++++ Extracted records
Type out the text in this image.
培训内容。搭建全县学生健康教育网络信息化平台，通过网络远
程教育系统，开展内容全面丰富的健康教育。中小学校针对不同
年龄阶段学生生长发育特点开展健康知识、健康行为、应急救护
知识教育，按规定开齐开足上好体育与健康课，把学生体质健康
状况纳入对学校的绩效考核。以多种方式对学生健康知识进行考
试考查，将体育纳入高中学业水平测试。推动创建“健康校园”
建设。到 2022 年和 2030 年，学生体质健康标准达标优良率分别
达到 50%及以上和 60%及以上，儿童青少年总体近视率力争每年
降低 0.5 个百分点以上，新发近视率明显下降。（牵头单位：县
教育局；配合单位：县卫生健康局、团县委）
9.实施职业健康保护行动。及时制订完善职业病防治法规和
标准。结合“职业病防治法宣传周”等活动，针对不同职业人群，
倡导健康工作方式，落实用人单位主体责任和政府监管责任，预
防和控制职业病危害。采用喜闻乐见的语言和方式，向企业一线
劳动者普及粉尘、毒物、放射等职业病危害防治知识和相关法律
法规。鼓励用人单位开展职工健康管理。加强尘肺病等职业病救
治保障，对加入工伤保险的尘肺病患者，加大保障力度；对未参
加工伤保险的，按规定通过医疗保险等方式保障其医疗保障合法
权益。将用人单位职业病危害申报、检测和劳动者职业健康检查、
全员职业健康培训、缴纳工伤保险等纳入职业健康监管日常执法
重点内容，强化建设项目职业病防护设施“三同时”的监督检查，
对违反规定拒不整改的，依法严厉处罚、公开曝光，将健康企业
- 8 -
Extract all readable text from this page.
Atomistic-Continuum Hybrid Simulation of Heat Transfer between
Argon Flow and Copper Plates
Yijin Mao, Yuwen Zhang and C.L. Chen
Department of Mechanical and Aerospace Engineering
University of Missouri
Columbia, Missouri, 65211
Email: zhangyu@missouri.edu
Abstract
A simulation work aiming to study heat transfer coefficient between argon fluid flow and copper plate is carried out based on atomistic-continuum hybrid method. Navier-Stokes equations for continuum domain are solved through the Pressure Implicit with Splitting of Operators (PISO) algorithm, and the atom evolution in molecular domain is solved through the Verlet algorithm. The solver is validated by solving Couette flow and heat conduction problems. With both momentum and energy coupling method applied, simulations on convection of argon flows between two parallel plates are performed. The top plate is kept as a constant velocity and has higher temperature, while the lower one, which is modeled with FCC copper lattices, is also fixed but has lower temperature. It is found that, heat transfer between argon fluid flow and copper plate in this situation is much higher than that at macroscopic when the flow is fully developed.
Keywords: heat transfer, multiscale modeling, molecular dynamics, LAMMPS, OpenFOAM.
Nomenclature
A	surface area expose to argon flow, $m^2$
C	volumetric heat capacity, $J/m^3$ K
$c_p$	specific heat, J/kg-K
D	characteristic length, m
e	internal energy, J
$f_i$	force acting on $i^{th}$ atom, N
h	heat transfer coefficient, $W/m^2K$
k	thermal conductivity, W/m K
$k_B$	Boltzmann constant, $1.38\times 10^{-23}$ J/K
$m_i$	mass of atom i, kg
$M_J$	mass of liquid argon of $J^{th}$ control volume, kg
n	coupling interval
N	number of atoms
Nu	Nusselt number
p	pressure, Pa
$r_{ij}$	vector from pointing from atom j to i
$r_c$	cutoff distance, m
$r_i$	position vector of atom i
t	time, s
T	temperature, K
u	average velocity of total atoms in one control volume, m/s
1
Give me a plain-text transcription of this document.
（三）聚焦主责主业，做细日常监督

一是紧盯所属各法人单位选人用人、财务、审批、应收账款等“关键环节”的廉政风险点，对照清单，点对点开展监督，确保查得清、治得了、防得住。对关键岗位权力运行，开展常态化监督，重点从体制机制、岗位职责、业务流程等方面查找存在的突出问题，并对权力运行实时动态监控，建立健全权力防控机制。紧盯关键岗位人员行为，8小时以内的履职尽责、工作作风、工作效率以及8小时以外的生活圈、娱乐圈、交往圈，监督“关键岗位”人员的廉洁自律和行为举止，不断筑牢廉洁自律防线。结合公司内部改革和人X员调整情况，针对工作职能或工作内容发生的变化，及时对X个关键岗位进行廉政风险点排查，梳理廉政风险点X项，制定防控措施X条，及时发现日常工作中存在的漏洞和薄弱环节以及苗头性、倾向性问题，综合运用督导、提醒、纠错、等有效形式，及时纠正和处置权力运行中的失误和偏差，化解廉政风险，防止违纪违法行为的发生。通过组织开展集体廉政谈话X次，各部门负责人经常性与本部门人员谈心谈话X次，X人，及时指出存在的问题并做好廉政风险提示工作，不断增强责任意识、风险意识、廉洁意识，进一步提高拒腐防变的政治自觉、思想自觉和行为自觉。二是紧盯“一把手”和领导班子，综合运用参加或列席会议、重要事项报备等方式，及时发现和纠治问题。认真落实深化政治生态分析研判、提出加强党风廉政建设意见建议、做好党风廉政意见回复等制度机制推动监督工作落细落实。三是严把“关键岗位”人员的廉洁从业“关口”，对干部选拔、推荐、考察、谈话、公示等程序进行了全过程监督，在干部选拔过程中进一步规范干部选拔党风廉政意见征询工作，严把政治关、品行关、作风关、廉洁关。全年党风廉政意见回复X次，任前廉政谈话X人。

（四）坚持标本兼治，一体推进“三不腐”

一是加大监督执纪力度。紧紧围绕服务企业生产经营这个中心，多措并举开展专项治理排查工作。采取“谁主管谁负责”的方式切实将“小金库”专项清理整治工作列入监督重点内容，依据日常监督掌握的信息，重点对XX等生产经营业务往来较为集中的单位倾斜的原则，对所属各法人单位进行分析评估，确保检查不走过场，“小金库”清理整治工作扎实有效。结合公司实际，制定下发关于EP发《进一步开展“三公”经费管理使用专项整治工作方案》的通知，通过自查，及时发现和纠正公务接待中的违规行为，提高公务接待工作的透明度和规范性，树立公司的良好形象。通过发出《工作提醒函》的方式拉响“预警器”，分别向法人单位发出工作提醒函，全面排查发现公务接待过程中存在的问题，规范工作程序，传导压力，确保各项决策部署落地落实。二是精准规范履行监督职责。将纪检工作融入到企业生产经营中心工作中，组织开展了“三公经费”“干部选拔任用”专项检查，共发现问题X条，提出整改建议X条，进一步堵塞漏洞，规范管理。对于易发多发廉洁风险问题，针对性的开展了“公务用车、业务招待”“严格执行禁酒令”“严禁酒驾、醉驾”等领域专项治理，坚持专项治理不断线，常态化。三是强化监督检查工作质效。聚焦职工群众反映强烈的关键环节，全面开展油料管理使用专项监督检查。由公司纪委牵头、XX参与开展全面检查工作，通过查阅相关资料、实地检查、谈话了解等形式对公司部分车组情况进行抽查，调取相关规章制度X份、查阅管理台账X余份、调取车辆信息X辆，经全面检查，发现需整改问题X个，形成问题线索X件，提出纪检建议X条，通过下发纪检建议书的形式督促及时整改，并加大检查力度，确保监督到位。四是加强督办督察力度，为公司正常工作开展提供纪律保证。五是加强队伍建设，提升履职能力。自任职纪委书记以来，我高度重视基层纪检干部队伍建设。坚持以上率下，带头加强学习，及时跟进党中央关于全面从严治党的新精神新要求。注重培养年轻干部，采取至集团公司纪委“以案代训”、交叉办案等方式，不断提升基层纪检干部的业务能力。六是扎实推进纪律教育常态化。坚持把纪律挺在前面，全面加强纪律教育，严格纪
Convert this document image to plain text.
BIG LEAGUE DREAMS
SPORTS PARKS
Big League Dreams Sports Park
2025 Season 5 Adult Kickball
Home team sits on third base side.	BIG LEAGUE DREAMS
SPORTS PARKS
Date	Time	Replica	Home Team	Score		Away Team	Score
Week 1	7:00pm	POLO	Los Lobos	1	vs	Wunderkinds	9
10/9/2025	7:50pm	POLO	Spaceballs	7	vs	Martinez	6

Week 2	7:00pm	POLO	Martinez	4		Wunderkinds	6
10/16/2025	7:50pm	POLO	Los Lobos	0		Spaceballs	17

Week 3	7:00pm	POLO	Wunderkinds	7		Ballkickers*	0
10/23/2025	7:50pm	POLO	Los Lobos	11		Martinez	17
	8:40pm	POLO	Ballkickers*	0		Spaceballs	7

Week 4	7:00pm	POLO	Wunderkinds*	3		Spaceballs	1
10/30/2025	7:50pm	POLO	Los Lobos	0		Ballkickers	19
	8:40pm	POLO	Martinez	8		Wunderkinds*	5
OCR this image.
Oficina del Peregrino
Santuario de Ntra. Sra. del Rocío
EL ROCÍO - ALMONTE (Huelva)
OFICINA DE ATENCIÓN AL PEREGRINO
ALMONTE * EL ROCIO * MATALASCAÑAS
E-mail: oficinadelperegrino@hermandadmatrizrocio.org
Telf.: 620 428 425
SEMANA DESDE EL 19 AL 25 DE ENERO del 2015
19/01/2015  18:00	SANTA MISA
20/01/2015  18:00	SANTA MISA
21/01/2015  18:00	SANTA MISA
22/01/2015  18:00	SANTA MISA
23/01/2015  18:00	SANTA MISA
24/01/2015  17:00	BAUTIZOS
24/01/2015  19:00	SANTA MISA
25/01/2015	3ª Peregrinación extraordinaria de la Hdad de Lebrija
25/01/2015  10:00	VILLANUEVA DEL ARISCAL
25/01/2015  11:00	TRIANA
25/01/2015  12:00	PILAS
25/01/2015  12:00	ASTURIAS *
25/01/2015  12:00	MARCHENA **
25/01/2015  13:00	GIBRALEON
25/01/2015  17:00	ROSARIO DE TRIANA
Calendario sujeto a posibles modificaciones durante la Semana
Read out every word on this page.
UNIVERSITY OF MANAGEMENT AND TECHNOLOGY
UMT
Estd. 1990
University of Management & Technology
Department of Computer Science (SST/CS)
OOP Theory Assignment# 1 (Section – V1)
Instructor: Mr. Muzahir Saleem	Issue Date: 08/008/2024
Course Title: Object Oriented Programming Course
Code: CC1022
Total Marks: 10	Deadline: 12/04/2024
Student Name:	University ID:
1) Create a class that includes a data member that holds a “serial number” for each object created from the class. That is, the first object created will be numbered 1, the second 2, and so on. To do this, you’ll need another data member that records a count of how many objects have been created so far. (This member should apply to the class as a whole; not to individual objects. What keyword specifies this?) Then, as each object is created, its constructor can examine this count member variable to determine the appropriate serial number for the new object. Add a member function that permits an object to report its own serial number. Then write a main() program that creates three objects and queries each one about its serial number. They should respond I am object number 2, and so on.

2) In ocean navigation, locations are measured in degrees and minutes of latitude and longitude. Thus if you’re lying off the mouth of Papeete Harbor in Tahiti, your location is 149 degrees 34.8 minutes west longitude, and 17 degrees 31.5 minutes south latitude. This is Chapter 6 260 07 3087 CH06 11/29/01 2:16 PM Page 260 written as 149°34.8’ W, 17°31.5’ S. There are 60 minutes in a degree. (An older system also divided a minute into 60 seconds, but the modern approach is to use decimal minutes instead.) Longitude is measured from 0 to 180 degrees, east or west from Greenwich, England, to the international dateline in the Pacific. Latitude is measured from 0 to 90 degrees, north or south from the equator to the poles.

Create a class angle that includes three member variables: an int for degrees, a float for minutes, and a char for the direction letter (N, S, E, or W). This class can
++++++++
> _Stated problem_: Report back each line of the entries that holds the string "control".

> _Answer for this exercise_:
$M_J$	mass of liquid argon of $J^{th}$ control volume, kg
u	average velocity of total atoms in one control volume, m/s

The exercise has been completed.